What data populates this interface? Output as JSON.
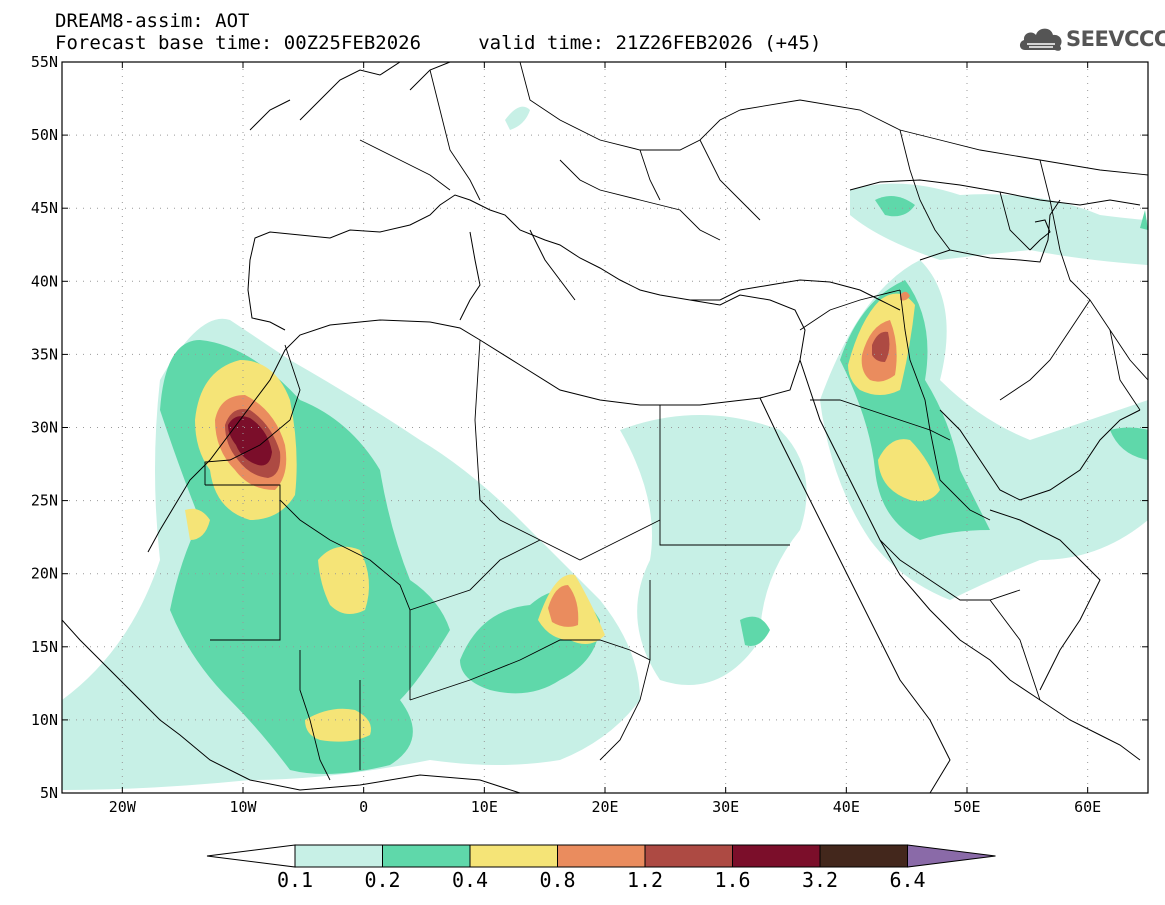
{
  "header": {
    "line1": "DREAM8-assim: AOT",
    "line2": "Forecast base time: 00Z25FEB2026     valid time: 21Z26FEB2026 (+45)",
    "logo_text": "SEEVCCC",
    "logo_icon": "cloud-icon"
  },
  "map": {
    "projection": "lat-lon",
    "lon_range": [
      -25,
      65
    ],
    "lat_range": [
      5,
      55
    ],
    "lat_labels": [
      "55N",
      "50N",
      "45N",
      "40N",
      "35N",
      "30N",
      "25N",
      "20N",
      "15N",
      "10N",
      "5N"
    ],
    "lat_values": [
      55,
      50,
      45,
      40,
      35,
      30,
      25,
      20,
      15,
      10,
      5
    ],
    "lon_labels": [
      "20W",
      "10W",
      "0",
      "10E",
      "20E",
      "30E",
      "40E",
      "50E",
      "60E"
    ],
    "lon_values": [
      -20,
      -10,
      0,
      10,
      20,
      30,
      40,
      50,
      60
    ],
    "grid": "dotted"
  },
  "legend": {
    "labels": [
      "0.1",
      "0.2",
      "0.4",
      "0.8",
      "1.2",
      "1.6",
      "3.2",
      "6.4"
    ],
    "colors": [
      "#ffffff",
      "#c7f0e6",
      "#5fd8aa",
      "#f5e477",
      "#ea8c5e",
      "#ad4a43",
      "#7b0e2a",
      "#43271c",
      "#8a6aa8"
    ]
  }
}
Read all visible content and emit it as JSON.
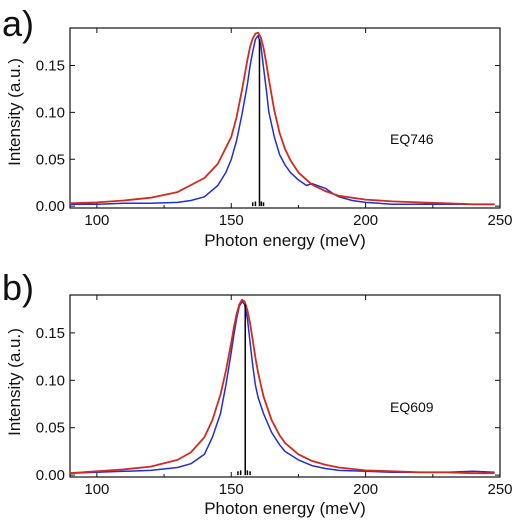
{
  "chart_data": [
    {
      "type": "line",
      "panel_label": "a)",
      "sample_label": "EQ746",
      "xlabel": "Photon energy (meV)",
      "ylabel": "Intensity (a.u.)",
      "xlim": [
        90,
        250
      ],
      "ylim": [
        -0.002,
        0.19
      ],
      "xticks": [
        100,
        150,
        200,
        250
      ],
      "xtick_labels": [
        "100",
        "150",
        "200",
        "250"
      ],
      "yticks": [
        0.0,
        0.05,
        0.1,
        0.15
      ],
      "ytick_labels": [
        "0.00",
        "0.05",
        "0.10",
        "0.15"
      ],
      "grid": false,
      "series": [
        {
          "color": "#1f2fd6",
          "x": [
            90,
            100,
            110,
            120,
            130,
            135,
            140,
            145,
            148,
            150,
            152,
            154,
            156,
            157,
            158,
            159,
            160,
            161,
            162,
            163,
            164,
            166,
            168,
            170,
            172,
            175,
            178,
            180,
            183,
            185,
            188,
            190,
            195,
            200,
            205,
            210,
            220,
            230,
            240,
            248
          ],
          "y": [
            0.002,
            0.002,
            0.003,
            0.003,
            0.004,
            0.006,
            0.01,
            0.022,
            0.036,
            0.05,
            0.07,
            0.098,
            0.13,
            0.15,
            0.165,
            0.178,
            0.182,
            0.172,
            0.148,
            0.125,
            0.1,
            0.074,
            0.055,
            0.044,
            0.036,
            0.028,
            0.022,
            0.024,
            0.021,
            0.019,
            0.013,
            0.01,
            0.006,
            0.004,
            0.003,
            0.002,
            0.002,
            0.002,
            0.002,
            0.002
          ]
        },
        {
          "color": "#d42a1e",
          "x": [
            90,
            100,
            110,
            120,
            130,
            140,
            145,
            150,
            152,
            154,
            156,
            157,
            158,
            159,
            160,
            161,
            162,
            163,
            164,
            166,
            168,
            170,
            172,
            175,
            180,
            185,
            190,
            200,
            210,
            220,
            230,
            240,
            248
          ],
          "y": [
            0.003,
            0.004,
            0.006,
            0.009,
            0.015,
            0.03,
            0.045,
            0.074,
            0.095,
            0.124,
            0.156,
            0.17,
            0.179,
            0.184,
            0.185,
            0.18,
            0.169,
            0.153,
            0.135,
            0.102,
            0.078,
            0.061,
            0.049,
            0.036,
            0.023,
            0.016,
            0.011,
            0.007,
            0.005,
            0.004,
            0.003,
            0.002,
            0.002
          ]
        }
      ],
      "sticks": {
        "color": "#000000",
        "x": [
          158,
          159,
          160.5,
          161.2,
          162
        ],
        "y": [
          0.004,
          0.005,
          0.178,
          0.005,
          0.004
        ]
      }
    },
    {
      "type": "line",
      "panel_label": "b)",
      "sample_label": "EQ609",
      "xlabel": "Photon energy (meV)",
      "ylabel": "Intensity (a.u.)",
      "xlim": [
        90,
        250
      ],
      "ylim": [
        -0.002,
        0.19
      ],
      "xticks": [
        100,
        150,
        200,
        250
      ],
      "xtick_labels": [
        "100",
        "150",
        "200",
        "250"
      ],
      "yticks": [
        0.0,
        0.05,
        0.1,
        0.15
      ],
      "ytick_labels": [
        "0.00",
        "0.05",
        "0.10",
        "0.15"
      ],
      "grid": false,
      "series": [
        {
          "color": "#1f2fd6",
          "x": [
            90,
            100,
            110,
            120,
            130,
            135,
            140,
            143,
            146,
            148,
            150,
            151,
            152,
            153,
            154,
            155,
            156,
            157,
            158,
            159,
            160,
            162,
            165,
            168,
            170,
            175,
            180,
            185,
            190,
            200,
            210,
            220,
            230,
            240,
            248
          ],
          "y": [
            0.002,
            0.003,
            0.004,
            0.005,
            0.008,
            0.012,
            0.022,
            0.04,
            0.065,
            0.095,
            0.13,
            0.148,
            0.165,
            0.178,
            0.183,
            0.18,
            0.165,
            0.14,
            0.115,
            0.095,
            0.082,
            0.065,
            0.045,
            0.032,
            0.025,
            0.016,
            0.01,
            0.007,
            0.005,
            0.004,
            0.003,
            0.003,
            0.003,
            0.004,
            0.003
          ]
        },
        {
          "color": "#d42a1e",
          "x": [
            90,
            100,
            110,
            120,
            130,
            135,
            140,
            143,
            146,
            148,
            150,
            151,
            152,
            153,
            154,
            155,
            156,
            157,
            158,
            159,
            160,
            162,
            165,
            168,
            170,
            175,
            180,
            185,
            190,
            200,
            210,
            220,
            230,
            240,
            248
          ],
          "y": [
            0.002,
            0.004,
            0.006,
            0.009,
            0.016,
            0.024,
            0.04,
            0.058,
            0.085,
            0.11,
            0.14,
            0.156,
            0.17,
            0.18,
            0.185,
            0.183,
            0.174,
            0.16,
            0.142,
            0.124,
            0.108,
            0.083,
            0.058,
            0.042,
            0.034,
            0.022,
            0.015,
            0.011,
            0.008,
            0.005,
            0.004,
            0.003,
            0.003,
            0.002,
            0.002
          ]
        }
      ],
      "sticks": {
        "color": "#000000",
        "x": [
          152.5,
          153.5,
          155.2,
          156,
          157
        ],
        "y": [
          0.004,
          0.005,
          0.18,
          0.005,
          0.004
        ]
      }
    }
  ]
}
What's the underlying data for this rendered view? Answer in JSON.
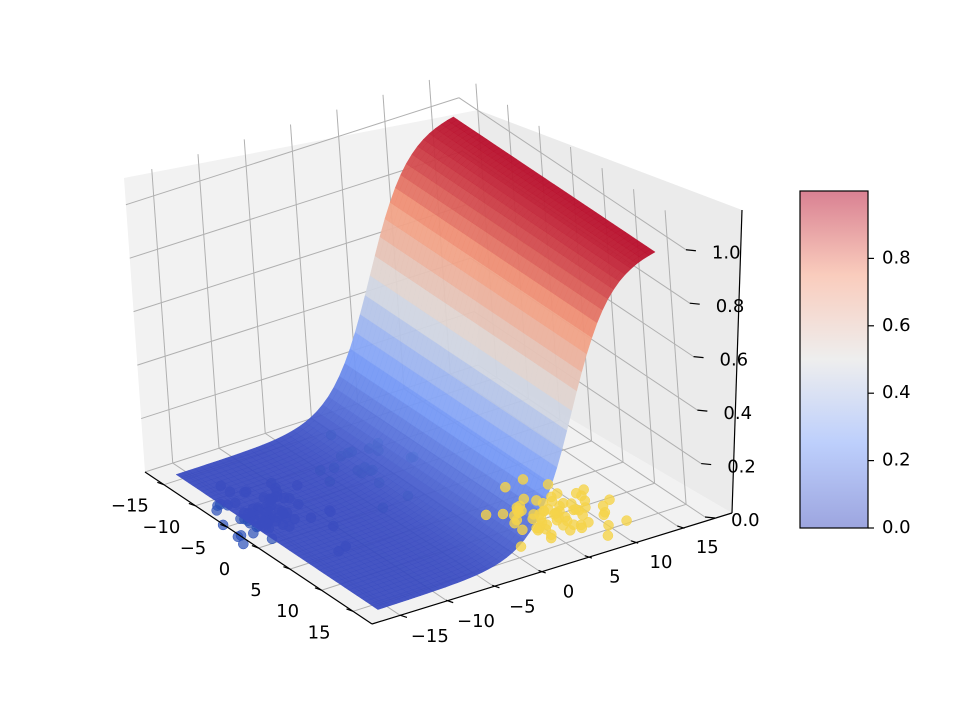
{
  "chart_data": {
    "type": "surface3d",
    "title": "",
    "xlabel": "",
    "ylabel": "",
    "zlabel": "",
    "xlim": [
      -18,
      18
    ],
    "ylim": [
      -18,
      18
    ],
    "zlim": [
      0,
      1.1
    ],
    "x_ticks": [
      -15,
      -10,
      -5,
      0,
      5,
      10,
      15
    ],
    "y_ticks": [
      -15,
      -10,
      -5,
      0,
      5,
      10,
      15
    ],
    "z_ticks": [
      0.0,
      0.2,
      0.4,
      0.6,
      0.8,
      1.0
    ],
    "x_tick_labels": [
      "−15",
      "−10",
      "−5",
      "0",
      "5",
      "10",
      "15"
    ],
    "y_tick_labels": [
      "−15",
      "−10",
      "−5",
      "0",
      "5",
      "10",
      "15"
    ],
    "z_tick_labels": [
      "0.0",
      "0.2",
      "0.4",
      "0.6",
      "0.8",
      "1.0"
    ],
    "grid": true,
    "surface": {
      "function": "logistic sigmoid of y",
      "midpoint_y": 6,
      "steepness": 2.5,
      "x_range": [
        -16,
        16
      ],
      "y_range": [
        -16,
        16
      ],
      "colormap": "coolwarm"
    },
    "clusters": [
      {
        "color": "#2a4fb8",
        "center": [
          -3,
          -15
        ],
        "count": 70
      },
      {
        "color": "#1f9e8f",
        "center": [
          -6,
          -3
        ],
        "count": 20
      },
      {
        "color": "#f5d34a",
        "center": [
          12,
          6
        ],
        "count": 70
      }
    ],
    "colorbar": {
      "min": 0.0,
      "max": 1.0,
      "tick_values": [
        0.0,
        0.2,
        0.4,
        0.6,
        0.8
      ],
      "tick_labels": [
        "0.0",
        "0.2",
        "0.4",
        "0.6",
        "0.8"
      ],
      "colormap": "coolwarm"
    }
  }
}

------------------------------------------------

[GOAL]
Copy each line from the data above that includes "What".

[OUTPUT FOR THIS TASK]
What data populates this interface? Output as JSON.
What's the underlying data for this rendered view? Answer in JSON.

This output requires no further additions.